• [Stated problem]: Give the material again in full, matching it exactly.

____ Data supplied

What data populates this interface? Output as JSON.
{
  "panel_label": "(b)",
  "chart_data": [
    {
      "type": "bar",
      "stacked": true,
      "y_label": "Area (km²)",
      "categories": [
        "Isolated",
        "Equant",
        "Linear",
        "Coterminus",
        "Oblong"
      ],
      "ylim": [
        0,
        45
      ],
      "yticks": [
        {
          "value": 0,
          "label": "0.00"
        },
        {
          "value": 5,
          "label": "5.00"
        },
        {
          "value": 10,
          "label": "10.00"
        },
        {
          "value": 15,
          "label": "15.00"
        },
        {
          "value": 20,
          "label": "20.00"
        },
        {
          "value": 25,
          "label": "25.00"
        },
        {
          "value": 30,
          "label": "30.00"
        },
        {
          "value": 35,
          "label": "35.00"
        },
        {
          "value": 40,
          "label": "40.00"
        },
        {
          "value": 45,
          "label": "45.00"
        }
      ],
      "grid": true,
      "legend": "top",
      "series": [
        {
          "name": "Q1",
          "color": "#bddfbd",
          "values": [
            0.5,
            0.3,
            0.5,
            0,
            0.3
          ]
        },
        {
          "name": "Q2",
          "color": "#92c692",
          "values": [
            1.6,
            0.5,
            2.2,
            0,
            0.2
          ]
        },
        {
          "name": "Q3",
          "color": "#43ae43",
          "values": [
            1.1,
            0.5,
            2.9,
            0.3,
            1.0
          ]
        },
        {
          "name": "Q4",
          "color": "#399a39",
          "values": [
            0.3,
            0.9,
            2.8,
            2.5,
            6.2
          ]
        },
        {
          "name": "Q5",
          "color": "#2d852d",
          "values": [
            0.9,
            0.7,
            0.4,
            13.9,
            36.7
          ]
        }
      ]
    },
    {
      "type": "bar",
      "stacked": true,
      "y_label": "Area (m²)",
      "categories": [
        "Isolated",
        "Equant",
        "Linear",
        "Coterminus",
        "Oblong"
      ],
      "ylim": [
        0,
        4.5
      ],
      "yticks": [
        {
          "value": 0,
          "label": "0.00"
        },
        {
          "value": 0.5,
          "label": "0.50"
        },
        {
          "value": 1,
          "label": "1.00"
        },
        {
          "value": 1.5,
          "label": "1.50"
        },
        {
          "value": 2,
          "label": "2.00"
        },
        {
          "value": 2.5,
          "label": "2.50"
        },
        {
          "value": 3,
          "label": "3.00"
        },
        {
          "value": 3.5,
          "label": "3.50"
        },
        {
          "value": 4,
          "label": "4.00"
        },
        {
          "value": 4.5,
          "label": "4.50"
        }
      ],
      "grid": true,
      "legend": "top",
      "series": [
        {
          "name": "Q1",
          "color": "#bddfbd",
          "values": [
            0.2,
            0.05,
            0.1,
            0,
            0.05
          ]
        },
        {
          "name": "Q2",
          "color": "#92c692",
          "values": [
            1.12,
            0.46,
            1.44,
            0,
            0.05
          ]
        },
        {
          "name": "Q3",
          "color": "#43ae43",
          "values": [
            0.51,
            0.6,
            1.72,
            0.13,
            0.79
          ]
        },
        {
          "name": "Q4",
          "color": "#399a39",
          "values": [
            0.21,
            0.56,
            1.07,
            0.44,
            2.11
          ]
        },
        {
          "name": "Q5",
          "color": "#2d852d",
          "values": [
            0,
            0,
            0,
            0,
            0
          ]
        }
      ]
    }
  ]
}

________

• [Expected answer]:
What data populates this interface? Output as JSON.
{
  "panel_label": "(b)",
  "chart_data": [
    {
      "type": "bar",
      "stacked": true,
      "y_label": "Area (km²)",
      "categories": [
        "Isolated",
        "Equant",
        "Linear",
        "Coterminus",
        "Oblong"
      ],
      "ylim": [
        0,
        45
      ],
      "yticks": [
        {
          "value": 0,
          "label": "0.00"
        },
        {
          "value": 5,
          "label": "5.00"
        },
        {
          "value": 10,
          "label": "10.00"
        },
        {
          "value": 15,
          "label": "15.00"
        },
        {
          "value": 20,
          "label": "20.00"
        },
        {
          "value": 25,
          "label": "25.00"
        },
        {
          "value": 30,
          "label": "30.00"
        },
        {
          "value": 35,
          "label": "35.00"
        },
        {
          "value": 40,
          "label": "40.00"
        },
        {
          "value": 45,
          "label": "45.00"
        }
      ],
      "grid": true,
      "legend": "top",
      "series": [
        {
          "name": "Q1",
          "color": "#bddfbd",
          "values": [
            0.5,
            0.3,
            0.5,
            0,
            0.3
          ]
        },
        {
          "name": "Q2",
          "color": "#92c692",
          "values": [
            1.6,
            0.5,
            2.2,
            0,
            0.2
          ]
        },
        {
          "name": "Q3",
          "color": "#43ae43",
          "values": [
            1.1,
            0.5,
            2.9,
            0.3,
            1.0
          ]
        },
        {
          "name": "Q4",
          "color": "#399a39",
          "values": [
            0.3,
            0.9,
            2.8,
            2.5,
            6.2
          ]
        },
        {
          "name": "Q5",
          "color": "#2d852d",
          "values": [
            0.9,
            0.7,
            0.4,
            13.9,
            36.7
          ]
        }
      ]
    },
    {
      "type": "bar",
      "stacked": true,
      "y_label": "Area (m²)",
      "categories": [
        "Isolated",
        "Equant",
        "Linear",
        "Coterminus",
        "Oblong"
      ],
      "ylim": [
        0,
        4.5
      ],
      "yticks": [
        {
          "value": 0,
          "label": "0.00"
        },
        {
          "value": 0.5,
          "label": "0.50"
        },
        {
          "value": 1,
          "label": "1.00"
        },
        {
          "value": 1.5,
          "label": "1.50"
        },
        {
          "value": 2,
          "label": "2.00"
        },
        {
          "value": 2.5,
          "label": "2.50"
        },
        {
          "value": 3,
          "label": "3.00"
        },
        {
          "value": 3.5,
          "label": "3.50"
        },
        {
          "value": 4,
          "label": "4.00"
        },
        {
          "value": 4.5,
          "label": "4.50"
        }
      ],
      "grid": true,
      "legend": "top",
      "series": [
        {
          "name": "Q1",
          "color": "#bddfbd",
          "values": [
            0.2,
            0.05,
            0.1,
            0,
            0.05
          ]
        },
        {
          "name": "Q2",
          "color": "#92c692",
          "values": [
            1.12,
            0.46,
            1.44,
            0,
            0.05
          ]
        },
        {
          "name": "Q3",
          "color": "#43ae43",
          "values": [
            0.51,
            0.6,
            1.72,
            0.13,
            0.79
          ]
        },
        {
          "name": "Q4",
          "color": "#399a39",
          "values": [
            0.21,
            0.56,
            1.07,
            0.44,
            2.11
          ]
        },
        {
          "name": "Q5",
          "color": "#2d852d",
          "values": [
            0,
            0,
            0,
            0,
            0
          ]
        }
      ]
    }
  ]
}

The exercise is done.